#### INFORMATION GIVEN:
● ● ● ● ●

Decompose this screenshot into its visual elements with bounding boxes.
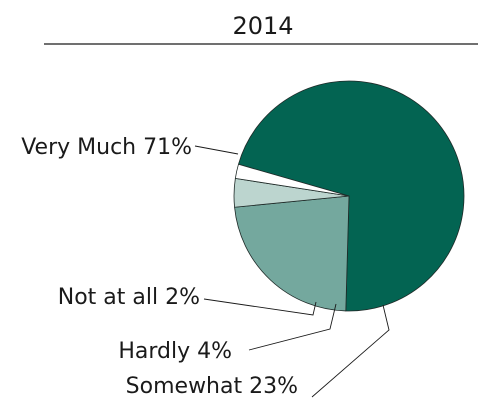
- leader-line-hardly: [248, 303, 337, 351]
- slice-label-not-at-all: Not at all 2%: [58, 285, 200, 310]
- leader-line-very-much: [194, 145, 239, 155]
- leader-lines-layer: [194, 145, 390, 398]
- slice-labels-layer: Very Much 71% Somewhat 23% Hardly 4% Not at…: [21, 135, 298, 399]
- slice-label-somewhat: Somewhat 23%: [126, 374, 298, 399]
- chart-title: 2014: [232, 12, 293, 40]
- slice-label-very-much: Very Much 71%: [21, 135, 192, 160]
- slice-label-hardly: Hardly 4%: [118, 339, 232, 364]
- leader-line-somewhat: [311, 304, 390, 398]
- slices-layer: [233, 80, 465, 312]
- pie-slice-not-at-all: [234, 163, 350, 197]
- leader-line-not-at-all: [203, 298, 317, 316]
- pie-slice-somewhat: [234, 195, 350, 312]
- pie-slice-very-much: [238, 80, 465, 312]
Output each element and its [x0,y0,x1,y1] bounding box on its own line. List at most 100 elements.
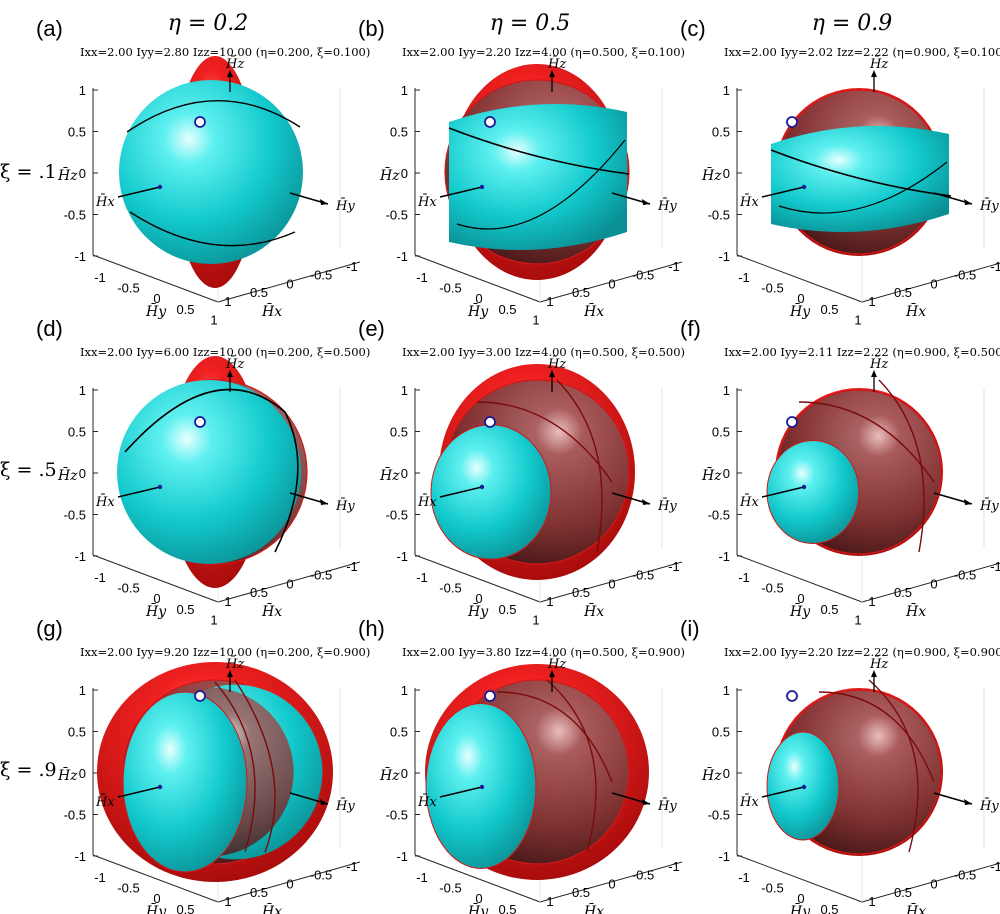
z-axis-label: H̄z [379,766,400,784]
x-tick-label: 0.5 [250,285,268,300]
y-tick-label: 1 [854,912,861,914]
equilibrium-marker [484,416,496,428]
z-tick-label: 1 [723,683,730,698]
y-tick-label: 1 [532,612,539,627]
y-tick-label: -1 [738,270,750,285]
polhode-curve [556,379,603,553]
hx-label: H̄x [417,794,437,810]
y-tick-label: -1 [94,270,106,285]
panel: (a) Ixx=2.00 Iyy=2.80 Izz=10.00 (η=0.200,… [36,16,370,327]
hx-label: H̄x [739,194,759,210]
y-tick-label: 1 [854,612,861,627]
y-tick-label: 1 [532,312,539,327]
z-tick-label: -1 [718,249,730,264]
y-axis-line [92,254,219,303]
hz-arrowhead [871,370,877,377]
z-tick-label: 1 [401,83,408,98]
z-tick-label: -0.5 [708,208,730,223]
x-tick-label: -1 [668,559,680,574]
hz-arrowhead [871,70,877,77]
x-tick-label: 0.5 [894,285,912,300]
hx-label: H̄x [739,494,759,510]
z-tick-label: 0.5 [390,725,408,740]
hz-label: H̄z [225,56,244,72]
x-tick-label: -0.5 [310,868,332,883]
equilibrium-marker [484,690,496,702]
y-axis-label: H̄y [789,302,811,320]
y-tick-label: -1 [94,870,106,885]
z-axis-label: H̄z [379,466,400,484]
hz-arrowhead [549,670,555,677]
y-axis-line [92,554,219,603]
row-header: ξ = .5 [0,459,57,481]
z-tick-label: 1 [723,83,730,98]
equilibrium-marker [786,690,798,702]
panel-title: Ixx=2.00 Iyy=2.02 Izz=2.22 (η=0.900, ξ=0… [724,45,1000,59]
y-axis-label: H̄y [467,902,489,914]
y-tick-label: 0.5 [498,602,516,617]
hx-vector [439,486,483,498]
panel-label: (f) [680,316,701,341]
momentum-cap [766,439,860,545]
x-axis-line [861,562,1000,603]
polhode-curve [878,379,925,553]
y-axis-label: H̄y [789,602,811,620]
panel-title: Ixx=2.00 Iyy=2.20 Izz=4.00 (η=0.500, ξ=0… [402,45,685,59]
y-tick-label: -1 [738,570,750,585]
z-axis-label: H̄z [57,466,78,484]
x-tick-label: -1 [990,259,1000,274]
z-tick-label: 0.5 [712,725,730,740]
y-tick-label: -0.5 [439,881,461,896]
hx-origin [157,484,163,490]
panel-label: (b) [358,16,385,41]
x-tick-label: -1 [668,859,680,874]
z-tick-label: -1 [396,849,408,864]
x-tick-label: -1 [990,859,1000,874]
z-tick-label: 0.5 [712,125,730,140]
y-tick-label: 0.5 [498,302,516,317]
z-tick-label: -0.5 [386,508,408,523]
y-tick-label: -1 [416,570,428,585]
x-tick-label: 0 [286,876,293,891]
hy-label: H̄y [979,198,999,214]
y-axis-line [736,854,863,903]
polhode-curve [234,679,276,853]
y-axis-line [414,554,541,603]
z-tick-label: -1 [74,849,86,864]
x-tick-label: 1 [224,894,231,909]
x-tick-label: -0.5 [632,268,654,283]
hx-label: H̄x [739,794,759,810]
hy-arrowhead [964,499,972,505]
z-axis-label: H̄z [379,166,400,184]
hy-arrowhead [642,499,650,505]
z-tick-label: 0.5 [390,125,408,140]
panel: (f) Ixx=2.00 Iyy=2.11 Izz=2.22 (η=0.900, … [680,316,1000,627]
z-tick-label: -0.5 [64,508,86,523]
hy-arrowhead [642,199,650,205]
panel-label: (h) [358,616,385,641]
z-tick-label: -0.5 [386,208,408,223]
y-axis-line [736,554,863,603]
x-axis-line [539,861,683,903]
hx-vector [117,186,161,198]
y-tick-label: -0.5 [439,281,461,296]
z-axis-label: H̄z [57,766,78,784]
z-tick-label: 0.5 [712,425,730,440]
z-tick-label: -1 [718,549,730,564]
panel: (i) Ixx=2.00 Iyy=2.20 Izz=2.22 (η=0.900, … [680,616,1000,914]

● ● ● ● ●

#### TASK DESCRIPTION:
Reproduce the stretch from the start of the records through the line containing "Output each element", character for character. Leave the pictures out.

#### TASK OUTPUT:
Decompose this screenshot into its visual elements with bounding boxes.
- leader-line-hardly: [248, 303, 337, 351]
- slice-label-not-at-all: Not at all 2%: [58, 285, 200, 310]
- leader-line-very-much: [194, 145, 239, 155]
- leader-lines-layer: [194, 145, 390, 398]
- slice-labels-layer: Very Much 71% Somewhat 23% Hardly 4% Not at…: [21, 135, 298, 399]
- slice-label-somewhat: Somewhat 23%: [126, 374, 298, 399]
- chart-title: 2014: [232, 12, 293, 40]
- slice-label-very-much: Very Much 71%: [21, 135, 192, 160]
- slice-label-hardly: Hardly 4%: [118, 339, 232, 364]
- leader-line-somewhat: [311, 304, 390, 398]
- slices-layer: [233, 80, 465, 312]
- pie-slice-not-at-all: [234, 163, 350, 197]
- leader-line-not-at-all: [203, 298, 317, 316]
- pie-slice-somewhat: [234, 195, 350, 312]
- pie-slice-very-much: [238, 80, 465, 312]
Output each element and its [x0,y0,x1,y1] bounding box on its own line. List at most 100 elements.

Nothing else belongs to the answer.